Input material:
#####

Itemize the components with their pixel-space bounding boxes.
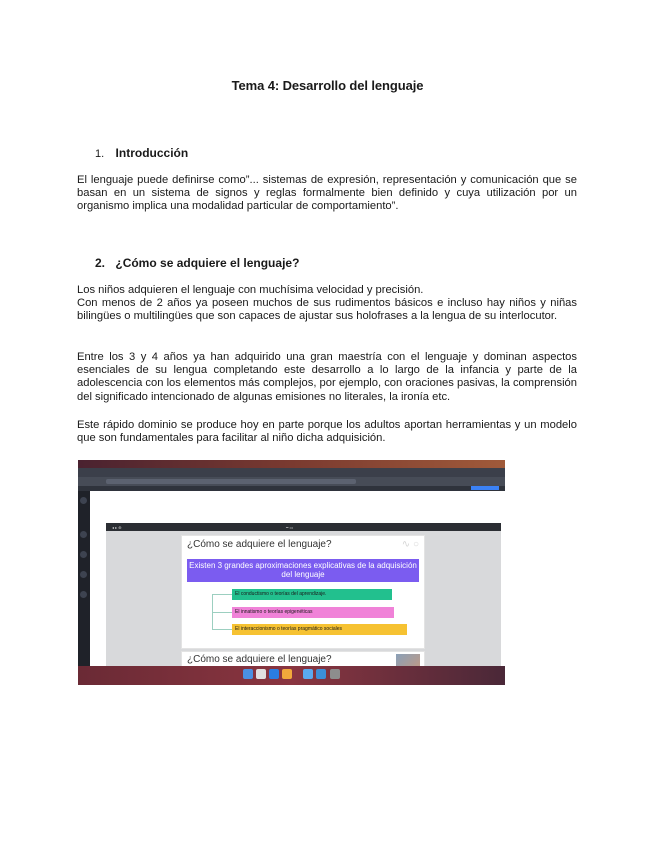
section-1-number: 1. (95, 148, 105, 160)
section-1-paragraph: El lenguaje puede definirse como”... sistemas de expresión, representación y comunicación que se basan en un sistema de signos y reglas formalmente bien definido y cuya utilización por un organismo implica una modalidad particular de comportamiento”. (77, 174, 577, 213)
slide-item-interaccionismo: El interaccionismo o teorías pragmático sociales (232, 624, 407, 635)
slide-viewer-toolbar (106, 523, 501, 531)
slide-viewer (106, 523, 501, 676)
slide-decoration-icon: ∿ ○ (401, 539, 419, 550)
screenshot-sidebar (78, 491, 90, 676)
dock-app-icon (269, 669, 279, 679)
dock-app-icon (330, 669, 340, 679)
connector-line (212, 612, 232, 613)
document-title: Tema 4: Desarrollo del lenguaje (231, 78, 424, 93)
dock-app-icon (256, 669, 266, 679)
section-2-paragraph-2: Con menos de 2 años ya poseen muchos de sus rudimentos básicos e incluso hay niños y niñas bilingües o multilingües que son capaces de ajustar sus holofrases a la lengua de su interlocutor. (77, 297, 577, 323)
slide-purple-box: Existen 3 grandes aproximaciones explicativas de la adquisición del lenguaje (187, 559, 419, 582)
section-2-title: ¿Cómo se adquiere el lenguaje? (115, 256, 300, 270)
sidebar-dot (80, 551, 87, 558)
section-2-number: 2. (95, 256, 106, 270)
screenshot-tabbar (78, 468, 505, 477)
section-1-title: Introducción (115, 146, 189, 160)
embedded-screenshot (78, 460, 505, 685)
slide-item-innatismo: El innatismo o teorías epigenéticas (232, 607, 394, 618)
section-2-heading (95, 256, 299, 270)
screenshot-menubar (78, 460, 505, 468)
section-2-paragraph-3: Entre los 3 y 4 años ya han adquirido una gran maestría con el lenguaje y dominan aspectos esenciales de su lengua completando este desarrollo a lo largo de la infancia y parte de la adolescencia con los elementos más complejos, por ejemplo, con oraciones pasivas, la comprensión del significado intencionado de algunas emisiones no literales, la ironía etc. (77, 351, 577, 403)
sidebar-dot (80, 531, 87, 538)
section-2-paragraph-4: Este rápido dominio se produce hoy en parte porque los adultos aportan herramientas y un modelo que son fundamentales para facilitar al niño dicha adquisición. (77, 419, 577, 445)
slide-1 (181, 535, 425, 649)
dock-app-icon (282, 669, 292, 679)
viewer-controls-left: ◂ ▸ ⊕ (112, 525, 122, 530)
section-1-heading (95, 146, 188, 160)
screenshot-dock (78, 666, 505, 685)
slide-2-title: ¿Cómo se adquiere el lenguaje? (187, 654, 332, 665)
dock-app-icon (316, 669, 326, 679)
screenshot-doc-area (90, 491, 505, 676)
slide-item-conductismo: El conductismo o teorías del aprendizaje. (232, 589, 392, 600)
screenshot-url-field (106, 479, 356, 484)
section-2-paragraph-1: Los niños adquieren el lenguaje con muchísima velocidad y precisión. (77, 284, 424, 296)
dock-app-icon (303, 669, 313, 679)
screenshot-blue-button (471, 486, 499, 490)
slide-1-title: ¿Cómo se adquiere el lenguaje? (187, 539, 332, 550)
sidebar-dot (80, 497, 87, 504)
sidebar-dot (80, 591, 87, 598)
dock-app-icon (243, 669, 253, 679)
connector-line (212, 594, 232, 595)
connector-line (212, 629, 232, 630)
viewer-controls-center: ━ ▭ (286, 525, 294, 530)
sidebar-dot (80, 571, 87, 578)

#####

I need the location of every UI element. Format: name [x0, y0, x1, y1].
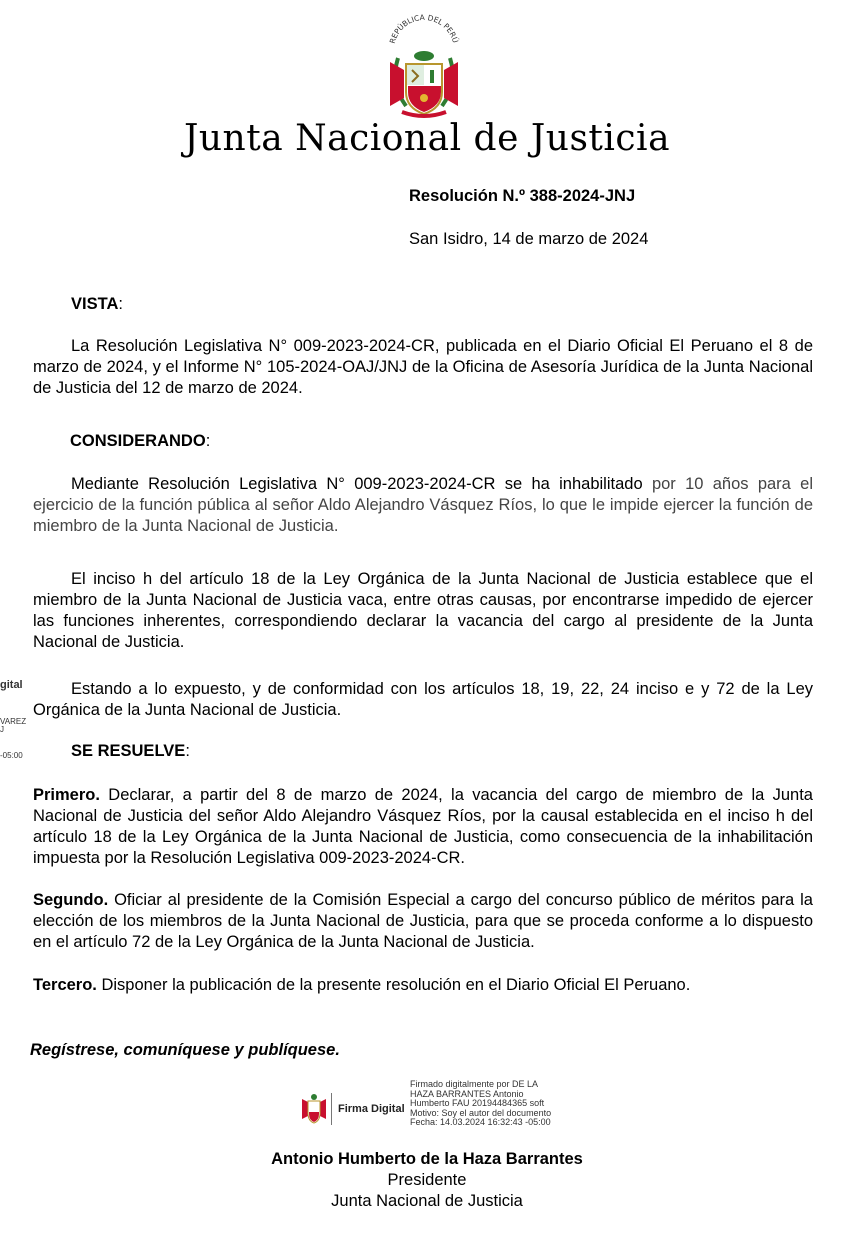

#####

Copy the entries from the line with "Itemize the components" up to and including the line with "sidebar-dot (80, 531, 87, 538)", keeping every character the same and leaving out the pictures.

Itemize the components with their pixel-space bounding boxes.
section-1-number: 1. (95, 148, 105, 160)
section-1-paragraph: El lenguaje puede definirse como”... sistemas de expresión, representación y comunicación que se basan en un sistema de signos y reglas formalmente bien definido y cuya utilización por un organismo implica una modalidad particular de comportamiento”. (77, 174, 577, 213)
slide-item-interaccionismo: El interaccionismo o teorías pragmático sociales (232, 624, 407, 635)
slide-viewer-toolbar (106, 523, 501, 531)
slide-viewer (106, 523, 501, 676)
slide-decoration-icon: ∿ ○ (401, 539, 419, 550)
screenshot-sidebar (78, 491, 90, 676)
dock-app-icon (269, 669, 279, 679)
dock-app-icon (330, 669, 340, 679)
connector-line (212, 612, 232, 613)
document-title: Tema 4: Desarrollo del lenguaje (231, 78, 424, 93)
dock-app-icon (256, 669, 266, 679)
section-2-paragraph-2: Con menos de 2 años ya poseen muchos de sus rudimentos básicos e incluso hay niños y niñas bilingües o multilingües que son capaces de ajustar sus holofrases a la lengua de su interlocutor. (77, 297, 577, 323)
slide-purple-box: Existen 3 grandes aproximaciones explicativas de la adquisición del lenguaje (187, 559, 419, 582)
section-2-title: ¿Cómo se adquiere el lenguaje? (115, 256, 300, 270)
sidebar-dot (80, 551, 87, 558)
section-2-number: 2. (95, 256, 106, 270)
screenshot-tabbar (78, 468, 505, 477)
section-1-title: Introducción (115, 146, 189, 160)
embedded-screenshot (78, 460, 505, 685)
slide-item-innatismo: El innatismo o teorías epigenéticas (232, 607, 394, 618)
section-2-heading (95, 256, 299, 270)
screenshot-menubar (78, 460, 505, 468)
section-2-paragraph-3: Entre los 3 y 4 años ya han adquirido una gran maestría con el lenguaje y dominan aspectos esenciales de su lengua completando este desarrollo a lo largo de la infancia y parte de la adolescencia con los elementos más complejos, por ejemplo, con oraciones pasivas, la comprensión del significado intencionado de algunas emisiones no literales, la ironía etc. (77, 351, 577, 403)
sidebar-dot (80, 531, 87, 538)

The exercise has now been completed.